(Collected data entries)
┏━━
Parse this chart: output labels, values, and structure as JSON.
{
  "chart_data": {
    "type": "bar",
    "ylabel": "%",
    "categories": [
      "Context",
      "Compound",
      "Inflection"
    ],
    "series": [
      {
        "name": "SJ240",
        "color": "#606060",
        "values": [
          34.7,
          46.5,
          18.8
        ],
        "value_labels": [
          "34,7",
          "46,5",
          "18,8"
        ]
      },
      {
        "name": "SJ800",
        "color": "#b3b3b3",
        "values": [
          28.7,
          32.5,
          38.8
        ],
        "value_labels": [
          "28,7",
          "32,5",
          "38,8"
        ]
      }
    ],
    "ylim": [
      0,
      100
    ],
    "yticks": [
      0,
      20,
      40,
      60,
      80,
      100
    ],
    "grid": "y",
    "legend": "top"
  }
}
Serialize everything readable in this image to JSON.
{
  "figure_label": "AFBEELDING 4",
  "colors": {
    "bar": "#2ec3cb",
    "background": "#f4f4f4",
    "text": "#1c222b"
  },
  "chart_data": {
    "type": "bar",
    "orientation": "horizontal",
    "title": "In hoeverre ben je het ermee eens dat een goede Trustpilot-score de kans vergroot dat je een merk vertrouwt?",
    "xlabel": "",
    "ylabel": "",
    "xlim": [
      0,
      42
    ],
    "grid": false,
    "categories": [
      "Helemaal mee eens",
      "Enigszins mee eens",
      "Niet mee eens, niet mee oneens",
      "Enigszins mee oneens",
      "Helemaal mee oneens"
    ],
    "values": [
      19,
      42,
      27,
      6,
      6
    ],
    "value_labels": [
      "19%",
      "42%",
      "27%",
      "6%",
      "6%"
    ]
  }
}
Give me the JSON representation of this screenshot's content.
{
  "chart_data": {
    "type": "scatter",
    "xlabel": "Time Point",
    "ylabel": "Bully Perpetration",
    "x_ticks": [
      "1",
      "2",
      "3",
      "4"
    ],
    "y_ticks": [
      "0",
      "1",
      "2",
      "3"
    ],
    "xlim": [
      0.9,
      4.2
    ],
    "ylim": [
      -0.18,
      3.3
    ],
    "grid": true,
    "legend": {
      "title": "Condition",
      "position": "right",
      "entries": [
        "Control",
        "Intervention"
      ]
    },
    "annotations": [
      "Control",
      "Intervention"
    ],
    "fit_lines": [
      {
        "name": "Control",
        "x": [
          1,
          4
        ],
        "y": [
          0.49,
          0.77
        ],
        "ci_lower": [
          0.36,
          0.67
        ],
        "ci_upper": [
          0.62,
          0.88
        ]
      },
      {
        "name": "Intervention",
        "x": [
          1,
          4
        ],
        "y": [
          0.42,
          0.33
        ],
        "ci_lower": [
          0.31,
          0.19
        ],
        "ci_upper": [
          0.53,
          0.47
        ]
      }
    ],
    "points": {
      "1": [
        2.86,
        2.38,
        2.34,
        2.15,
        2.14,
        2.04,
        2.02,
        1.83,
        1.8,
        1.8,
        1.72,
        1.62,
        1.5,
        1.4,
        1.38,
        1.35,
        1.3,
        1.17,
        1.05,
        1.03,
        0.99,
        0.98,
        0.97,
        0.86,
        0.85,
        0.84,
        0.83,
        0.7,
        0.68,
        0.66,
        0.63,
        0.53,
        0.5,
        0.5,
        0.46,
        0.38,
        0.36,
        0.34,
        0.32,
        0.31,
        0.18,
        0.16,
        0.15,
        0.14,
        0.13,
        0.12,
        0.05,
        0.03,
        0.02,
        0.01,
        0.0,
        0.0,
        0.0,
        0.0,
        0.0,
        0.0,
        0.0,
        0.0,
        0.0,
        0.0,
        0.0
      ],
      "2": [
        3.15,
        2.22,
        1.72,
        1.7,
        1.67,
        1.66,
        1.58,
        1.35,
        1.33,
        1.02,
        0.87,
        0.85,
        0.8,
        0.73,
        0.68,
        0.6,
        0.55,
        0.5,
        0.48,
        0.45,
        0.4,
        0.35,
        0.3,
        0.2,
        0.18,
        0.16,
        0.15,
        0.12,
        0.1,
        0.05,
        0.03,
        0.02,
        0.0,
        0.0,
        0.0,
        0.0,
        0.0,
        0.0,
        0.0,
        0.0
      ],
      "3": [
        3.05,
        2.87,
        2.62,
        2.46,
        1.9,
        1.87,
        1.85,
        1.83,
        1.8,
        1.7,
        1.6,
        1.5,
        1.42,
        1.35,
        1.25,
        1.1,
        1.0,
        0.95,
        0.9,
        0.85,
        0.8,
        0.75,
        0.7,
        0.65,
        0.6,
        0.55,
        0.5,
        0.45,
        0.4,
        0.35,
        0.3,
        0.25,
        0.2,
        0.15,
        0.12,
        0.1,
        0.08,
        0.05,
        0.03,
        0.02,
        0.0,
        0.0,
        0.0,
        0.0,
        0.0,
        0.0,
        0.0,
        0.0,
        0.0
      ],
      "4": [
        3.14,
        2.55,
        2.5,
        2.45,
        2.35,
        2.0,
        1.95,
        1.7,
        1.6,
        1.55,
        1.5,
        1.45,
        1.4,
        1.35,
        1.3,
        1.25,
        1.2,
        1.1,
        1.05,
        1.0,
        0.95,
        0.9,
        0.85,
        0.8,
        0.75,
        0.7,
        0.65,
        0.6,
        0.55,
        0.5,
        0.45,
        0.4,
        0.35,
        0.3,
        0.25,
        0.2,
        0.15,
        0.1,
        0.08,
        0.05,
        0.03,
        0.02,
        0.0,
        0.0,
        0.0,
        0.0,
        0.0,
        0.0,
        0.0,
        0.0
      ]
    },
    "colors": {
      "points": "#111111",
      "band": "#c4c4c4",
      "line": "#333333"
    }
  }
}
┗━━
### Work instructions:
Please repeat all the records above exactly as they appear.

### Response to the task:
Parse this chart: output labels, values, and structure as JSON.
{
  "chart_data": {
    "type": "bar",
    "ylabel": "%",
    "categories": [
      "Context",
      "Compound",
      "Inflection"
    ],
    "series": [
      {
        "name": "SJ240",
        "color": "#606060",
        "values": [
          34.7,
          46.5,
          18.8
        ],
        "value_labels": [
          "34,7",
          "46,5",
          "18,8"
        ]
      },
      {
        "name": "SJ800",
        "color": "#b3b3b3",
        "values": [
          28.7,
          32.5,
          38.8
        ],
        "value_labels": [
          "28,7",
          "32,5",
          "38,8"
        ]
      }
    ],
    "ylim": [
      0,
      100
    ],
    "yticks": [
      0,
      20,
      40,
      60,
      80,
      100
    ],
    "grid": "y",
    "legend": "top"
  }
}
Serialize everything readable in this image to JSON.
{
  "figure_label": "AFBEELDING 4",
  "colors": {
    "bar": "#2ec3cb",
    "background": "#f4f4f4",
    "text": "#1c222b"
  },
  "chart_data": {
    "type": "bar",
    "orientation": "horizontal",
    "title": "In hoeverre ben je het ermee eens dat een goede Trustpilot-score de kans vergroot dat je een merk vertrouwt?",
    "xlabel": "",
    "ylabel": "",
    "xlim": [
      0,
      42
    ],
    "grid": false,
    "categories": [
      "Helemaal mee eens",
      "Enigszins mee eens",
      "Niet mee eens, niet mee oneens",
      "Enigszins mee oneens",
      "Helemaal mee oneens"
    ],
    "values": [
      19,
      42,
      27,
      6,
      6
    ],
    "value_labels": [
      "19%",
      "42%",
      "27%",
      "6%",
      "6%"
    ]
  }
}
Give me the JSON representation of this screenshot's content.
{
  "chart_data": {
    "type": "scatter",
    "xlabel": "Time Point",
    "ylabel": "Bully Perpetration",
    "x_ticks": [
      "1",
      "2",
      "3",
      "4"
    ],
    "y_ticks": [
      "0",
      "1",
      "2",
      "3"
    ],
    "xlim": [
      0.9,
      4.2
    ],
    "ylim": [
      -0.18,
      3.3
    ],
    "grid": true,
    "legend": {
      "title": "Condition",
      "position": "right",
      "entries": [
        "Control",
        "Intervention"
      ]
    },
    "annotations": [
      "Control",
      "Intervention"
    ],
    "fit_lines": [
      {
        "name": "Control",
        "x": [
          1,
          4
        ],
        "y": [
          0.49,
          0.77
        ],
        "ci_lower": [
          0.36,
          0.67
        ],
        "ci_upper": [
          0.62,
          0.88
        ]
      },
      {
        "name": "Intervention",
        "x": [
          1,
          4
        ],
        "y": [
          0.42,
          0.33
        ],
        "ci_lower": [
          0.31,
          0.19
        ],
        "ci_upper": [
          0.53,
          0.47
        ]
      }
    ],
    "points": {
      "1": [
        2.86,
        2.38,
        2.34,
        2.15,
        2.14,
        2.04,
        2.02,
        1.83,
        1.8,
        1.8,
        1.72,
        1.62,
        1.5,
        1.4,
        1.38,
        1.35,
        1.3,
        1.17,
        1.05,
        1.03,
        0.99,
        0.98,
        0.97,
        0.86,
        0.85,
        0.84,
        0.83,
        0.7,
        0.68,
        0.66,
        0.63,
        0.53,
        0.5,
        0.5,
        0.46,
        0.38,
        0.36,
        0.34,
        0.32,
        0.31,
        0.18,
        0.16,
        0.15,
        0.14,
        0.13,
        0.12,
        0.05,
        0.03,
        0.02,
        0.01,
        0.0,
        0.0,
        0.0,
        0.0,
        0.0,
        0.0,
        0.0,
        0.0,
        0.0,
        0.0,
        0.0
      ],
      "2": [
        3.15,
        2.22,
        1.72,
        1.7,
        1.67,
        1.66,
        1.58,
        1.35,
        1.33,
        1.02,
        0.87,
        0.85,
        0.8,
        0.73,
        0.68,
        0.6,
        0.55,
        0.5,
        0.48,
        0.45,
        0.4,
        0.35,
        0.3,
        0.2,
        0.18,
        0.16,
        0.15,
        0.12,
        0.1,
        0.05,
        0.03,
        0.02,
        0.0,
        0.0,
        0.0,
        0.0,
        0.0,
        0.0,
        0.0,
        0.0
      ],
      "3": [
        3.05,
        2.87,
        2.62,
        2.46,
        1.9,
        1.87,
        1.85,
        1.83,
        1.8,
        1.7,
        1.6,
        1.5,
        1.42,
        1.35,
        1.25,
        1.1,
        1.0,
        0.95,
        0.9,
        0.85,
        0.8,
        0.75,
        0.7,
        0.65,
        0.6,
        0.55,
        0.5,
        0.45,
        0.4,
        0.35,
        0.3,
        0.25,
        0.2,
        0.15,
        0.12,
        0.1,
        0.08,
        0.05,
        0.03,
        0.02,
        0.0,
        0.0,
        0.0,
        0.0,
        0.0,
        0.0,
        0.0,
        0.0,
        0.0
      ],
      "4": [
        3.14,
        2.55,
        2.5,
        2.45,
        2.35,
        2.0,
        1.95,
        1.7,
        1.6,
        1.55,
        1.5,
        1.45,
        1.4,
        1.35,
        1.3,
        1.25,
        1.2,
        1.1,
        1.05,
        1.0,
        0.95,
        0.9,
        0.85,
        0.8,
        0.75,
        0.7,
        0.65,
        0.6,
        0.55,
        0.5,
        0.45,
        0.4,
        0.35,
        0.3,
        0.25,
        0.2,
        0.15,
        0.1,
        0.08,
        0.05,
        0.03,
        0.02,
        0.0,
        0.0,
        0.0,
        0.0,
        0.0,
        0.0,
        0.0,
        0.0
      ]
    },
    "colors": {
      "points": "#111111",
      "band": "#c4c4c4",
      "line": "#333333"
    }
  }
}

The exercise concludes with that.